> **GIVEN INSTRUCTION**: Every line holding the string "Summary" should be gathered.

> **EXTRACTED DATA**:
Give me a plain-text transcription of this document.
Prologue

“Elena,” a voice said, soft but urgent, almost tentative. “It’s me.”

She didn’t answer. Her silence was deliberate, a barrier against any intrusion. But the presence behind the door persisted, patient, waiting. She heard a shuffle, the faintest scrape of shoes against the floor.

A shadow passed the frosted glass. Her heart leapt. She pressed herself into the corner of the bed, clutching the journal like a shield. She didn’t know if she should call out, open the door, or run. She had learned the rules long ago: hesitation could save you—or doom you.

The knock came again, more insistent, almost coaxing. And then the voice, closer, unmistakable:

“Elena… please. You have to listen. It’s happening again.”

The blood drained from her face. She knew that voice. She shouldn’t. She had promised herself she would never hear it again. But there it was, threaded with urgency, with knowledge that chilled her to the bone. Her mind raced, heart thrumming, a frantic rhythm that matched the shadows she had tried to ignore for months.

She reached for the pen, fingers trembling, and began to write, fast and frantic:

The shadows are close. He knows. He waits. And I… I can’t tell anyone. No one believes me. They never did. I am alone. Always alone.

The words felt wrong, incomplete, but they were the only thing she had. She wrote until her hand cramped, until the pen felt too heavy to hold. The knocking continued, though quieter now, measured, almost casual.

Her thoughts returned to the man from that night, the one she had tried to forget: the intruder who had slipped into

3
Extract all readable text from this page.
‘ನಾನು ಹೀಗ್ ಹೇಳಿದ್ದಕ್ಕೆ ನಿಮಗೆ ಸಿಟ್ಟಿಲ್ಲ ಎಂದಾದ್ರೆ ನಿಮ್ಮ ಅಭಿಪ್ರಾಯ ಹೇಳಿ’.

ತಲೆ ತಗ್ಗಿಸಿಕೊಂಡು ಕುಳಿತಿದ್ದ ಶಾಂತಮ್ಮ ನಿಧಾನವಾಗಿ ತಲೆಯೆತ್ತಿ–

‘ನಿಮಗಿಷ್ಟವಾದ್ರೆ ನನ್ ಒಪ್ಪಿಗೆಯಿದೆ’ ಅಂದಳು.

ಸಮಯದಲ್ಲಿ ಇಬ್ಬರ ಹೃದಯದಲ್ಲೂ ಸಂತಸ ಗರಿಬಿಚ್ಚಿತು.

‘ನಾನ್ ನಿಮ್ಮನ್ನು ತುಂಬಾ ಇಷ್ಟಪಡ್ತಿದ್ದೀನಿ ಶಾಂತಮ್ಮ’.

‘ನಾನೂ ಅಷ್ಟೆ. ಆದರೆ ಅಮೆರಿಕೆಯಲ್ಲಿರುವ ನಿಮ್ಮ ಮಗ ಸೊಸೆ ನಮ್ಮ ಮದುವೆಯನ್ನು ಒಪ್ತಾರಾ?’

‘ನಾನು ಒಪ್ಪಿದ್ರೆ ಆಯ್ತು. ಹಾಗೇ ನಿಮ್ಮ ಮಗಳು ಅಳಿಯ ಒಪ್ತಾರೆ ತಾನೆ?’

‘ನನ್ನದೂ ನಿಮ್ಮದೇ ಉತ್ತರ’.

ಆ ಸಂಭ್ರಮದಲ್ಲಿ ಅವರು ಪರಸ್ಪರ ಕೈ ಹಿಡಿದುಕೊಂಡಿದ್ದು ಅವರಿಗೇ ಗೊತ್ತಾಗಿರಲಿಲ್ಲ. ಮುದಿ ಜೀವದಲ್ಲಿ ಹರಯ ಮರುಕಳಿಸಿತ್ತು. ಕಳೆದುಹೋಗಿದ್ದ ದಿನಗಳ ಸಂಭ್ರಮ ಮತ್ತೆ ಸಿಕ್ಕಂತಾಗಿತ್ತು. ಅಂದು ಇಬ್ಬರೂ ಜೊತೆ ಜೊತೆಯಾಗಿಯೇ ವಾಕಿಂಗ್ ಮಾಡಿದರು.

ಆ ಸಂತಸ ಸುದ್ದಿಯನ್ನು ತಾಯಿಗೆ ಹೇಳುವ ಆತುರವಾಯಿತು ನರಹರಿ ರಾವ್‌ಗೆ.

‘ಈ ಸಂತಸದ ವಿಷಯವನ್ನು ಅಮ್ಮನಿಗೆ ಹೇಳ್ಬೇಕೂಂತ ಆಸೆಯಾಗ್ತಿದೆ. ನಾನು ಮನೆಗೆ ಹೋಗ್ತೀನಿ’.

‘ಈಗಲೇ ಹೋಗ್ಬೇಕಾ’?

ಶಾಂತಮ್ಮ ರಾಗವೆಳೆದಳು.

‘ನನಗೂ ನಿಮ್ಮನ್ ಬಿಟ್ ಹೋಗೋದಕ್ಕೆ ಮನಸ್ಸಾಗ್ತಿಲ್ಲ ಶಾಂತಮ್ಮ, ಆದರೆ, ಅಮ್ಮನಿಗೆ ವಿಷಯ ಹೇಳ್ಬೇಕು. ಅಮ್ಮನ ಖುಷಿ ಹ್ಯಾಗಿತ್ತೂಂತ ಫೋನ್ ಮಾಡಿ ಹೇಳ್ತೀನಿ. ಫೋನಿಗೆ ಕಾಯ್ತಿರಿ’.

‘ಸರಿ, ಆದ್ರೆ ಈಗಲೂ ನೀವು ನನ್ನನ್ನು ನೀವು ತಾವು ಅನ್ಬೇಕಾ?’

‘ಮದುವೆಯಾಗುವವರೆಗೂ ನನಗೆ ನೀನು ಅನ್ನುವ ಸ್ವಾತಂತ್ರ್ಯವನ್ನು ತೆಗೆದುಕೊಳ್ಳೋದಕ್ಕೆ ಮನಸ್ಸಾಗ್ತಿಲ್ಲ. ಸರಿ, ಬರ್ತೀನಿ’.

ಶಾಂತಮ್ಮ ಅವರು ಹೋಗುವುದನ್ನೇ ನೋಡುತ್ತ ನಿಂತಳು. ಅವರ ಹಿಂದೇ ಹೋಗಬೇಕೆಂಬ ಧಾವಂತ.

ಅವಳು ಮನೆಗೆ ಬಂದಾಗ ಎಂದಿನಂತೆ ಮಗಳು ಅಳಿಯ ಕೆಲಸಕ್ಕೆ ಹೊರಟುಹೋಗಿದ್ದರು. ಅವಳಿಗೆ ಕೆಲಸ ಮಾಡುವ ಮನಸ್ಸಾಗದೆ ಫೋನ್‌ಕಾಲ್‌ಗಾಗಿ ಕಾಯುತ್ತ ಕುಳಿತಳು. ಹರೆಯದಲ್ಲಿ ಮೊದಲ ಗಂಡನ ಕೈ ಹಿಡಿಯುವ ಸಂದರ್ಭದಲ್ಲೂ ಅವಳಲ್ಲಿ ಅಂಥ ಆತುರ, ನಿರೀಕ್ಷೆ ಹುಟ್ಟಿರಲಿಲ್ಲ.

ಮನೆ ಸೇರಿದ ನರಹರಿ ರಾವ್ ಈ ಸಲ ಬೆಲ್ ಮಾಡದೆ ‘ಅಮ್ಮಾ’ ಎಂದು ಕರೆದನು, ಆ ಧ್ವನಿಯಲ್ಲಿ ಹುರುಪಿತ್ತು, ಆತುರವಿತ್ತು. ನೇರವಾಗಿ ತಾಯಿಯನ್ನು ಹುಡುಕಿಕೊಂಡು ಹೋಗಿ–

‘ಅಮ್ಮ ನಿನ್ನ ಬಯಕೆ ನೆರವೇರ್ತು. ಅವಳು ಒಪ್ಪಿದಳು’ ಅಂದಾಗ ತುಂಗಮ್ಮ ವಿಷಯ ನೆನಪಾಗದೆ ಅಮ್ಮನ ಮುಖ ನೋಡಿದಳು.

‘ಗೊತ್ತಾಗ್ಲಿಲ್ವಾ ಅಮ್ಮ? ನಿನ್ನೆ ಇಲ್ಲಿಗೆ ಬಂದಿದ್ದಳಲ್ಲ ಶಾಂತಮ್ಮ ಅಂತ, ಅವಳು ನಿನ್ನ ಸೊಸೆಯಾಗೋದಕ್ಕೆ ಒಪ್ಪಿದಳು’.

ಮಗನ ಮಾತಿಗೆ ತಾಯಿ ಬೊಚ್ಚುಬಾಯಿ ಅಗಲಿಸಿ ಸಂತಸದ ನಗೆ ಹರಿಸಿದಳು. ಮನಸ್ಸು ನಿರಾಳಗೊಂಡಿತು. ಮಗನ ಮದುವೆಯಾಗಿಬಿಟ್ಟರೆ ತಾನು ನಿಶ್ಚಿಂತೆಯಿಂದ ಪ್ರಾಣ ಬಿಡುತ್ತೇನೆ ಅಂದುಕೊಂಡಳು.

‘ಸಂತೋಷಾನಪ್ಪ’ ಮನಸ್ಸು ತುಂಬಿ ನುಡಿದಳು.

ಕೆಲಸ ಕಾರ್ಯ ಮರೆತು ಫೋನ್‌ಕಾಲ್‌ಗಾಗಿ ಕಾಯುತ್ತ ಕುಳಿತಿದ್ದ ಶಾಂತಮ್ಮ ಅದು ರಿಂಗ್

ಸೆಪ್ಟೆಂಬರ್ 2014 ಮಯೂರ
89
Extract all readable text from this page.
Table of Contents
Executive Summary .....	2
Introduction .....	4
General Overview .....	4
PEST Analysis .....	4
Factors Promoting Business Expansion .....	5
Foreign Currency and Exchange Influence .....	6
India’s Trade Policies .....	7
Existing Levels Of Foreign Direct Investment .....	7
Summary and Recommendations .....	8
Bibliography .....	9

> **THE ANSWER**:
Executive Summary .....	2
Summary and Recommendations .....	8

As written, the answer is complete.